### YOUR OBJECTIVE:
Reproduce the full listing below unchanged, apart from the pictures.
start EXTRACTED RECORDS
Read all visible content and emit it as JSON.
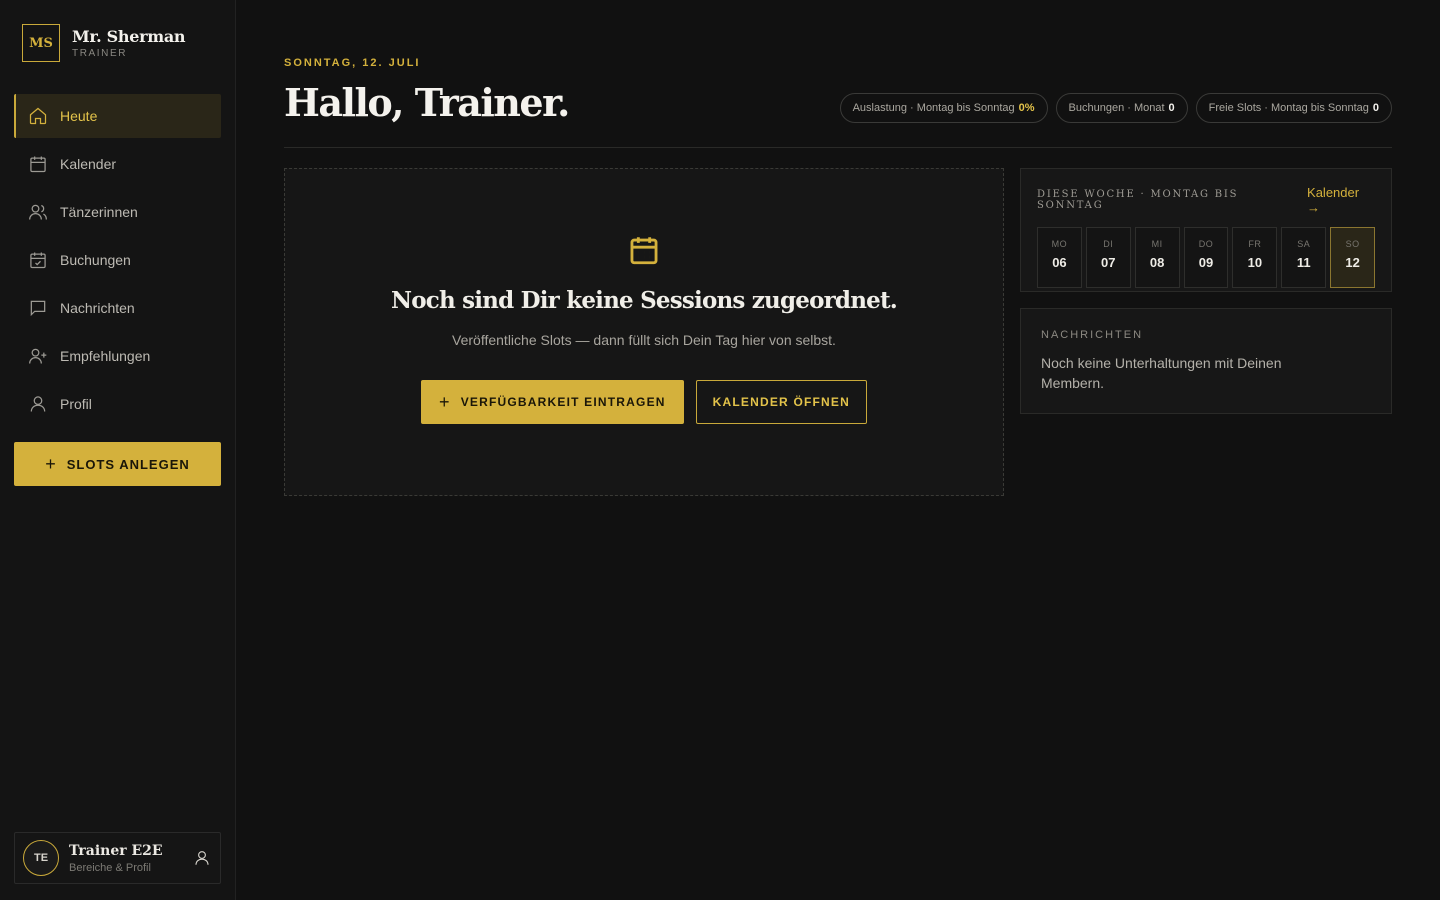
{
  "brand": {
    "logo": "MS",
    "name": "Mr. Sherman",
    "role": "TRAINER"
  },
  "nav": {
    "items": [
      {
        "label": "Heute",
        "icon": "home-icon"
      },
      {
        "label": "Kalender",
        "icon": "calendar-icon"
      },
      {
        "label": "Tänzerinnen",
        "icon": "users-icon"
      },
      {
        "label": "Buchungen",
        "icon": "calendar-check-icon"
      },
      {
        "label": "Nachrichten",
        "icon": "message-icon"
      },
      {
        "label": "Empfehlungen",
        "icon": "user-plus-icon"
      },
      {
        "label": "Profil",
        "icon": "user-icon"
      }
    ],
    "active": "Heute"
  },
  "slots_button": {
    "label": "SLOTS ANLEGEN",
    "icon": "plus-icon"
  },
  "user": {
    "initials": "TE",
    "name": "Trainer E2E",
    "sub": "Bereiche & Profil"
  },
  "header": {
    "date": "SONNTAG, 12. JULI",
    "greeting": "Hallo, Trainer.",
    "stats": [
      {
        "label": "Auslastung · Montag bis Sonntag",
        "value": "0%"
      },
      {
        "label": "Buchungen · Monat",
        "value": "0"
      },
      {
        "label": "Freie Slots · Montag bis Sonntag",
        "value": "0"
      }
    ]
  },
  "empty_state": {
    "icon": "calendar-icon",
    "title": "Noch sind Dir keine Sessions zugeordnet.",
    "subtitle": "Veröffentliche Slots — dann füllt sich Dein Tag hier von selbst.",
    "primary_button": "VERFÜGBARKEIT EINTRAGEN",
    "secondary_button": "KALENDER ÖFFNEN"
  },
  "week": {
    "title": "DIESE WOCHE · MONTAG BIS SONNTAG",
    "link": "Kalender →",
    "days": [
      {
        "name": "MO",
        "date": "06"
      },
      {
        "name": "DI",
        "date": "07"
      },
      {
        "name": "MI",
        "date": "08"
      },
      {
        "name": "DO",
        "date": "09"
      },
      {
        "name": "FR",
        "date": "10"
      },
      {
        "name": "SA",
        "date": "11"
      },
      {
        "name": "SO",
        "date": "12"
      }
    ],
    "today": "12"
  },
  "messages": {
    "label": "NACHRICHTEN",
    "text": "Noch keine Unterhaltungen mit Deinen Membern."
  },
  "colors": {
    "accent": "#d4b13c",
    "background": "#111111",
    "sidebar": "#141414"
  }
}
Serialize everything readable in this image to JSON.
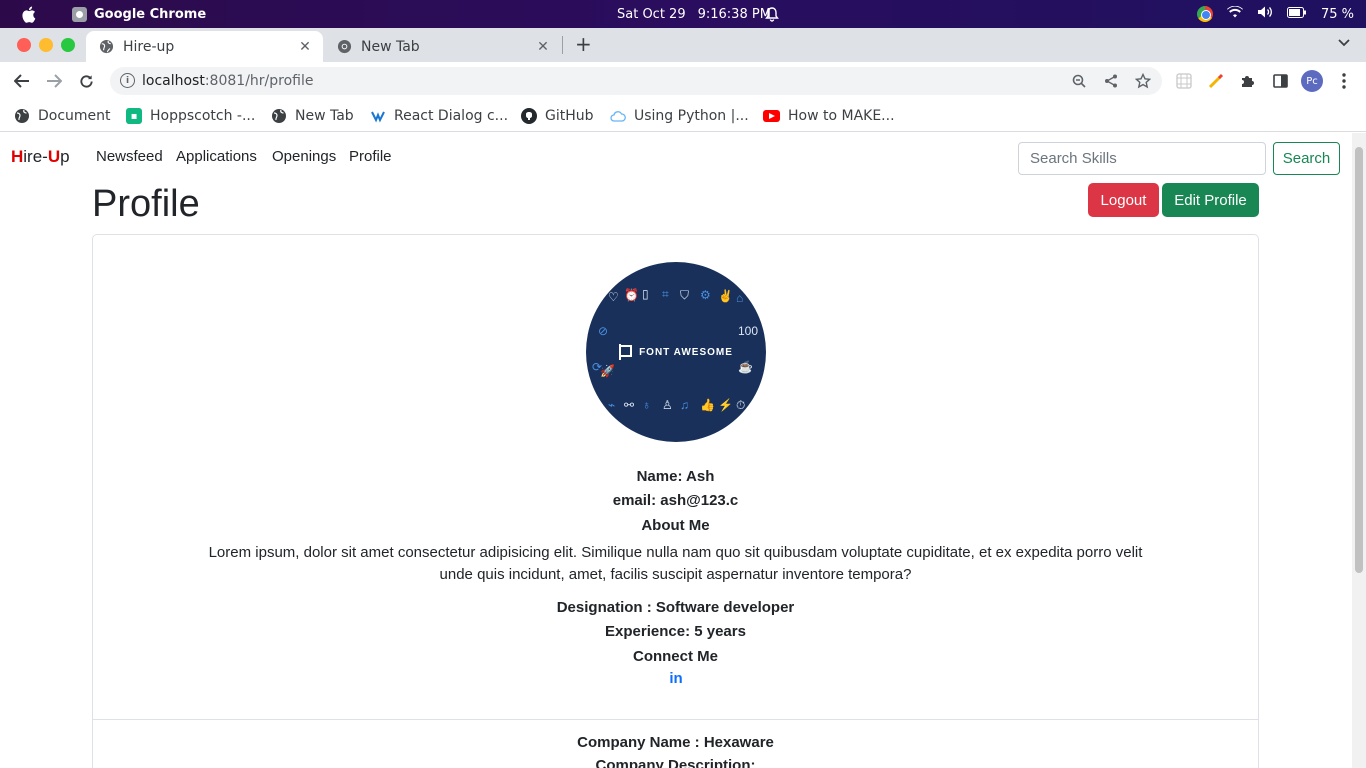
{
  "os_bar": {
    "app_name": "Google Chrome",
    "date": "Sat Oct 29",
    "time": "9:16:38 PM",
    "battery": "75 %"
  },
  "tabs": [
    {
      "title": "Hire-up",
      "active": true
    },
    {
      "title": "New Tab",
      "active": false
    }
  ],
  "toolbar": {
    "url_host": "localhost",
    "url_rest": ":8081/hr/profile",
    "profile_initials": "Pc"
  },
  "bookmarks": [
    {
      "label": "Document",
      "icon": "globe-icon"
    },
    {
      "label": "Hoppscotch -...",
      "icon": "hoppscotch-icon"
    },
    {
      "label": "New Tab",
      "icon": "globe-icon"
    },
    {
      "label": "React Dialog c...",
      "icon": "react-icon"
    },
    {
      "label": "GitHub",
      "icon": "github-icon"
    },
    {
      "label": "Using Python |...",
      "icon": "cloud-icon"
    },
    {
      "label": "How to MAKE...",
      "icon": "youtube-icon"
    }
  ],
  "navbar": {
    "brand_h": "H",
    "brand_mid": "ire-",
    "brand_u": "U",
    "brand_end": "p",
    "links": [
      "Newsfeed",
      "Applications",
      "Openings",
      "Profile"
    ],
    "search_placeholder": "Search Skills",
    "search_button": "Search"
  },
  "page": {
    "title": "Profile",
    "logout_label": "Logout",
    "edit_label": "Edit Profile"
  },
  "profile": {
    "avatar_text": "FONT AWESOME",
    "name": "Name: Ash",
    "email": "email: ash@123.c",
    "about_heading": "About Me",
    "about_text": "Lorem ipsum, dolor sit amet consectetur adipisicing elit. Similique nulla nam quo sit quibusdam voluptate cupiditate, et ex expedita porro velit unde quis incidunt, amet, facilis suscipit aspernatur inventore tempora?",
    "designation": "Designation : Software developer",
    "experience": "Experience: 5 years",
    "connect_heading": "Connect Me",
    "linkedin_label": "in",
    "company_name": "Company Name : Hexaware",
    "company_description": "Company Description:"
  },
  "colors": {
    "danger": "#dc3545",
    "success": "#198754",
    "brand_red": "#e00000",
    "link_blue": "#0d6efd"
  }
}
end EXTRACTED RECORDS
### ANSWER IN FULL:
Read all visible content and emit it as JSON.
{
  "brand": {
    "logo": "MS",
    "name": "Mr. Sherman",
    "role": "TRAINER"
  },
  "nav": {
    "items": [
      {
        "label": "Heute",
        "icon": "home-icon"
      },
      {
        "label": "Kalender",
        "icon": "calendar-icon"
      },
      {
        "label": "Tänzerinnen",
        "icon": "users-icon"
      },
      {
        "label": "Buchungen",
        "icon": "calendar-check-icon"
      },
      {
        "label": "Nachrichten",
        "icon": "message-icon"
      },
      {
        "label": "Empfehlungen",
        "icon": "user-plus-icon"
      },
      {
        "label": "Profil",
        "icon": "user-icon"
      }
    ],
    "active": "Heute"
  },
  "slots_button": {
    "label": "SLOTS ANLEGEN",
    "icon": "plus-icon"
  },
  "user": {
    "initials": "TE",
    "name": "Trainer E2E",
    "sub": "Bereiche & Profil"
  },
  "header": {
    "date": "SONNTAG, 12. JULI",
    "greeting": "Hallo, Trainer.",
    "stats": [
      {
        "label": "Auslastung · Montag bis Sonntag",
        "value": "0%"
      },
      {
        "label": "Buchungen · Monat",
        "value": "0"
      },
      {
        "label": "Freie Slots · Montag bis Sonntag",
        "value": "0"
      }
    ]
  },
  "empty_state": {
    "icon": "calendar-icon",
    "title": "Noch sind Dir keine Sessions zugeordnet.",
    "subtitle": "Veröffentliche Slots — dann füllt sich Dein Tag hier von selbst.",
    "primary_button": "VERFÜGBARKEIT EINTRAGEN",
    "secondary_button": "KALENDER ÖFFNEN"
  },
  "week": {
    "title": "DIESE WOCHE · MONTAG BIS SONNTAG",
    "link": "Kalender →",
    "days": [
      {
        "name": "MO",
        "date": "06"
      },
      {
        "name": "DI",
        "date": "07"
      },
      {
        "name": "MI",
        "date": "08"
      },
      {
        "name": "DO",
        "date": "09"
      },
      {
        "name": "FR",
        "date": "10"
      },
      {
        "name": "SA",
        "date": "11"
      },
      {
        "name": "SO",
        "date": "12"
      }
    ],
    "today": "12"
  },
  "messages": {
    "label": "NACHRICHTEN",
    "text": "Noch keine Unterhaltungen mit Deinen Membern."
  },
  "colors": {
    "accent": "#d4b13c",
    "background": "#111111",
    "sidebar": "#141414"
  }
}
Serialize everything readable in this image to JSON.
{
  "os_bar": {
    "app_name": "Google Chrome",
    "date": "Sat Oct 29",
    "time": "9:16:38 PM",
    "battery": "75 %"
  },
  "tabs": [
    {
      "title": "Hire-up",
      "active": true
    },
    {
      "title": "New Tab",
      "active": false
    }
  ],
  "toolbar": {
    "url_host": "localhost",
    "url_rest": ":8081/hr/profile",
    "profile_initials": "Pc"
  },
  "bookmarks": [
    {
      "label": "Document",
      "icon": "globe-icon"
    },
    {
      "label": "Hoppscotch -...",
      "icon": "hoppscotch-icon"
    },
    {
      "label": "New Tab",
      "icon": "globe-icon"
    },
    {
      "label": "React Dialog c...",
      "icon": "react-icon"
    },
    {
      "label": "GitHub",
      "icon": "github-icon"
    },
    {
      "label": "Using Python |...",
      "icon": "cloud-icon"
    },
    {
      "label": "How to MAKE...",
      "icon": "youtube-icon"
    }
  ],
  "navbar": {
    "brand_h": "H",
    "brand_mid": "ire-",
    "brand_u": "U",
    "brand_end": "p",
    "links": [
      "Newsfeed",
      "Applications",
      "Openings",
      "Profile"
    ],
    "search_placeholder": "Search Skills",
    "search_button": "Search"
  },
  "page": {
    "title": "Profile",
    "logout_label": "Logout",
    "edit_label": "Edit Profile"
  },
  "profile": {
    "avatar_text": "FONT AWESOME",
    "name": "Name: Ash",
    "email": "email: ash@123.c",
    "about_heading": "About Me",
    "about_text": "Lorem ipsum, dolor sit amet consectetur adipisicing elit. Similique nulla nam quo sit quibusdam voluptate cupiditate, et ex expedita porro velit unde quis incidunt, amet, facilis suscipit aspernatur inventore tempora?",
    "designation": "Designation : Software developer",
    "experience": "Experience: 5 years",
    "connect_heading": "Connect Me",
    "linkedin_label": "in",
    "company_name": "Company Name : Hexaware",
    "company_description": "Company Description:"
  },
  "colors": {
    "danger": "#dc3545",
    "success": "#198754",
    "brand_red": "#e00000",
    "link_blue": "#0d6efd"
  }
}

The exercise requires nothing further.